## start DATASET RECORDS

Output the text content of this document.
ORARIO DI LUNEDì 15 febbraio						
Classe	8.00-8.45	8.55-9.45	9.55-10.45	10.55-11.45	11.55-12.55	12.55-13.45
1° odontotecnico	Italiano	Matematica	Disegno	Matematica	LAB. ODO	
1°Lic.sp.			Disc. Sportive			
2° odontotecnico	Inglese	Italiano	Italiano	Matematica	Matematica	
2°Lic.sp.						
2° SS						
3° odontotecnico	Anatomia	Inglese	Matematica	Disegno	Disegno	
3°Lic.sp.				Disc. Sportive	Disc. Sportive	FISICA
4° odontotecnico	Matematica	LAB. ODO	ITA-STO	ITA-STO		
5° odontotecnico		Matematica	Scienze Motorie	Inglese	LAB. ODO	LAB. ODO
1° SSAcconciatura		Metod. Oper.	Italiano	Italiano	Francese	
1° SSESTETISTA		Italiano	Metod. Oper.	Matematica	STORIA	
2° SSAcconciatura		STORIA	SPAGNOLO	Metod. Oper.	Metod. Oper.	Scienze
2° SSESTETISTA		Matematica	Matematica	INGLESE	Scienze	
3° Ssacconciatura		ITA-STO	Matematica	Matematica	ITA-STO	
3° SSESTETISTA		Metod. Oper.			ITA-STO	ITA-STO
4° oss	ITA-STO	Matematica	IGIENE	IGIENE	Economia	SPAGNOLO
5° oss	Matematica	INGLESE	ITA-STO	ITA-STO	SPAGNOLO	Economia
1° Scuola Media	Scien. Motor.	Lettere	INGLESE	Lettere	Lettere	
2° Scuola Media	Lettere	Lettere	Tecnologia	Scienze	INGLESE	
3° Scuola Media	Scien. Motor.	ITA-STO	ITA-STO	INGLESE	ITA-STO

## end DATASET RECORDS

Print out the whole listing exactly as it appears.

Output the text content of this document.
ORARIO DI LUNEDì 15 febbraio						
Classe	8.00-8.45	8.55-9.45	9.55-10.45	10.55-11.45	11.55-12.55	12.55-13.45
1° odontotecnico	Italiano	Matematica	Disegno	Matematica	LAB. ODO	
1°Lic.sp.			Disc. Sportive			
2° odontotecnico	Inglese	Italiano	Italiano	Matematica	Matematica	
2°Lic.sp.						
2° SS						
3° odontotecnico	Anatomia	Inglese	Matematica	Disegno	Disegno	
3°Lic.sp.				Disc. Sportive	Disc. Sportive	FISICA
4° odontotecnico	Matematica	LAB. ODO	ITA-STO	ITA-STO		
5° odontotecnico		Matematica	Scienze Motorie	Inglese	LAB. ODO	LAB. ODO
1° SSAcconciatura		Metod. Oper.	Italiano	Italiano	Francese	
1° SSESTETISTA		Italiano	Metod. Oper.	Matematica	STORIA	
2° SSAcconciatura		STORIA	SPAGNOLO	Metod. Oper.	Metod. Oper.	Scienze
2° SSESTETISTA		Matematica	Matematica	INGLESE	Scienze	
3° Ssacconciatura		ITA-STO	Matematica	Matematica	ITA-STO	
3° SSESTETISTA		Metod. Oper.			ITA-STO	ITA-STO
4° oss	ITA-STO	Matematica	IGIENE	IGIENE	Economia	SPAGNOLO
5° oss	Matematica	INGLESE	ITA-STO	ITA-STO	SPAGNOLO	Economia
1° Scuola Media	Scien. Motor.	Lettere	INGLESE	Lettere	Lettere	
2° Scuola Media	Lettere	Lettere	Tecnologia	Scienze	INGLESE	
3° Scuola Media	Scien. Motor.	ITA-STO	ITA-STO	INGLESE	ITA-STO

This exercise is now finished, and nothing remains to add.